To be done: Set out each line from the following listing that includes the word "عصرا".

[Records from a data source]
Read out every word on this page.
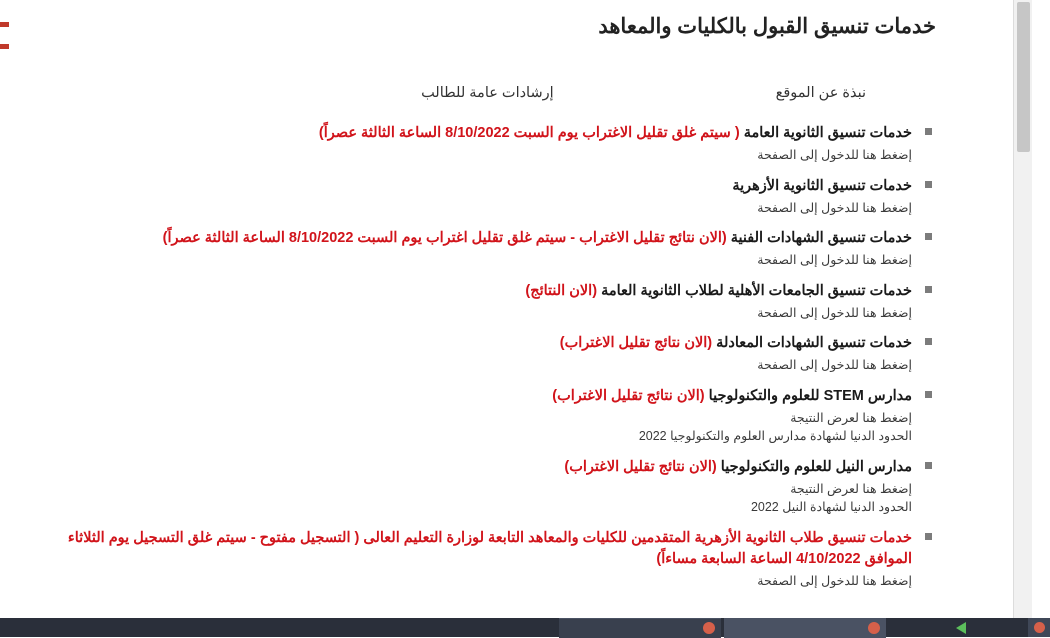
خدمات تنسيق القبول بالكليات والمعاهد
نبذة عن الموقع
إرشادات عامة للطالب
خدمات تنسيق الثانوية العامة ( سيتم غلق تقليل الاغتراب يوم السبت 8/10/2022 الساعة الثالثة عصراً)
إضغط هنا للدخول إلى الصفحة
خدمات تنسيق الثانوية الأزهرية
إضغط هنا للدخول إلى الصفحة
خدمات تنسيق الشهادات الفنية (الان نتائج تقليل الاغتراب - سيتم غلق تقليل اغتراب يوم السبت 8/10/2022 الساعة الثالثة عصراً)
إضغط هنا للدخول إلى الصفحة
خدمات تنسيق الجامعات الأهلية لطلاب الثانوية العامة (الان النتائج)
إضغط هنا للدخول إلى الصفحة
خدمات تنسيق الشهادات المعادلة (الان نتائج تقليل الاغتراب)
إضغط هنا للدخول إلى الصفحة
مدارس STEM للعلوم والتكنولوجيا (الان نتائج تقليل الاغتراب)
إضغط هنا لعرض النتيجة
الحدود الدنيا لشهادة مدارس العلوم والتكنولوجيا 2022
مدارس النيل للعلوم والتكنولوجيا (الان نتائج تقليل الاغتراب)
إضغط هنا لعرض النتيجة
الحدود الدنيا لشهادة النيل 2022
خدمات تنسيق طلاب الثانوية الأزهرية المتقدمين للكليات والمعاهد التابعة لوزارة التعليم العالى ( التسجيل مفتوح - سيتم غلق التسجيل يوم الثلاثاء الموافق 4/10/2022 الساعة السابعة مساءاً)
إضغط هنا للدخول إلى الصفحة
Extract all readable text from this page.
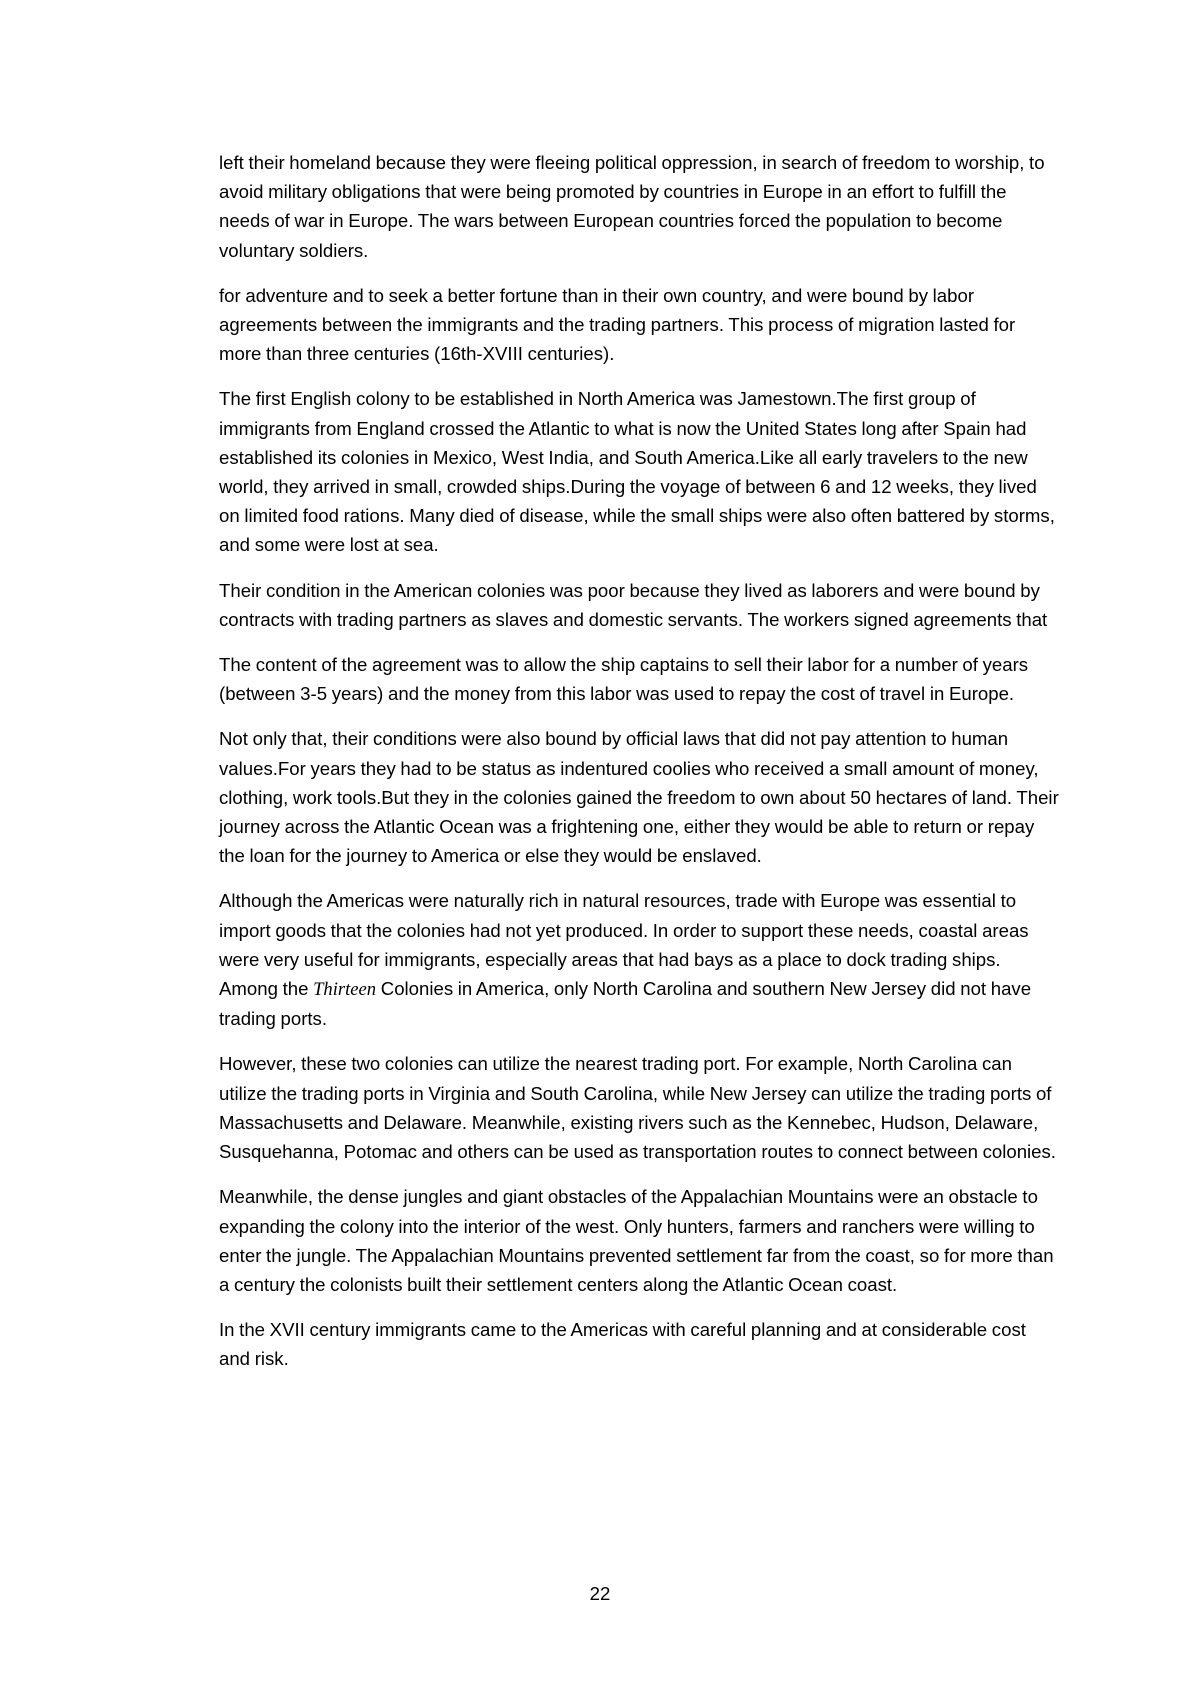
left their homeland because they were fleeing political oppression, in search of freedom to worship, to avoid military obligations that were being promoted by countries in Europe in an effort to fulfill the needs of war in Europe. The wars between European countries forced the population to become voluntary soldiers.

for adventure and to seek a better fortune than in their own country, and were bound by labor agreements between the immigrants and the trading partners. This process of migration lasted for more than three centuries (16th-XVIII centuries).

The first English colony to be established in North America was Jamestown.The first group of immigrants from England crossed the Atlantic to what is now the United States long after Spain had established its colonies in Mexico, West India, and South America.Like all early travelers to the new world, they arrived in small, crowded ships.During the voyage of between 6 and 12 weeks, they lived on limited food rations. Many died of disease, while the small ships were also often battered by storms, and some were lost at sea.

Their condition in the American colonies was poor because they lived as laborers and were bound by contracts with trading partners as slaves and domestic servants. The workers signed agreements that

The content of the agreement was to allow the ship captains to sell their labor for a number of years (between 3-5 years) and the money from this labor was used to repay the cost of travel in Europe.

Not only that, their conditions were also bound by official laws that did not pay attention to human values.For years they had to be status as indentured coolies who received a small amount of money, clothing, work tools.But they in the colonies gained the freedom to own about 50 hectares of land. Their journey across the Atlantic Ocean was a frightening one, either they would be able to return or repay the loan for the journey to America or else they would be enslaved.

Although the Americas were naturally rich in natural resources, trade with Europe was essential to import goods that the colonies had not yet produced. In order to support these needs, coastal areas were very useful for immigrants, especially areas that had bays as a place to dock trading ships. Among the Thirteen Colonies in America, only North Carolina and southern New Jersey did not have trading ports.

However, these two colonies can utilize the nearest trading port. For example, North Carolina can utilize the trading ports in Virginia and South Carolina, while New Jersey can utilize the trading ports of Massachusetts and Delaware. Meanwhile, existing rivers such as the Kennebec, Hudson, Delaware, Susquehanna, Potomac and others can be used as transportation routes to connect between colonies.

Meanwhile, the dense jungles and giant obstacles of the Appalachian Mountains were an obstacle to expanding the colony into the interior of the west. Only hunters, farmers and ranchers were willing to enter the jungle. The Appalachian Mountains prevented settlement far from the coast, so for more than a century the colonists built their settlement centers along the Atlantic Ocean coast.

In the XVII century immigrants came to the Americas with careful planning and at considerable cost and risk.

22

Solution to this problem:
خدمات تنسيق الثانوية العامة ( سيتم غلق تقليل الاغتراب يوم السبت 8/10/2022 الساعة الثالثة عصراً)
خدمات تنسيق الشهادات الفنية (الان نتائج تقليل الاغتراب - سيتم غلق تقليل اغتراب يوم السبت 8/10/2022 الساعة الثالثة عصراً)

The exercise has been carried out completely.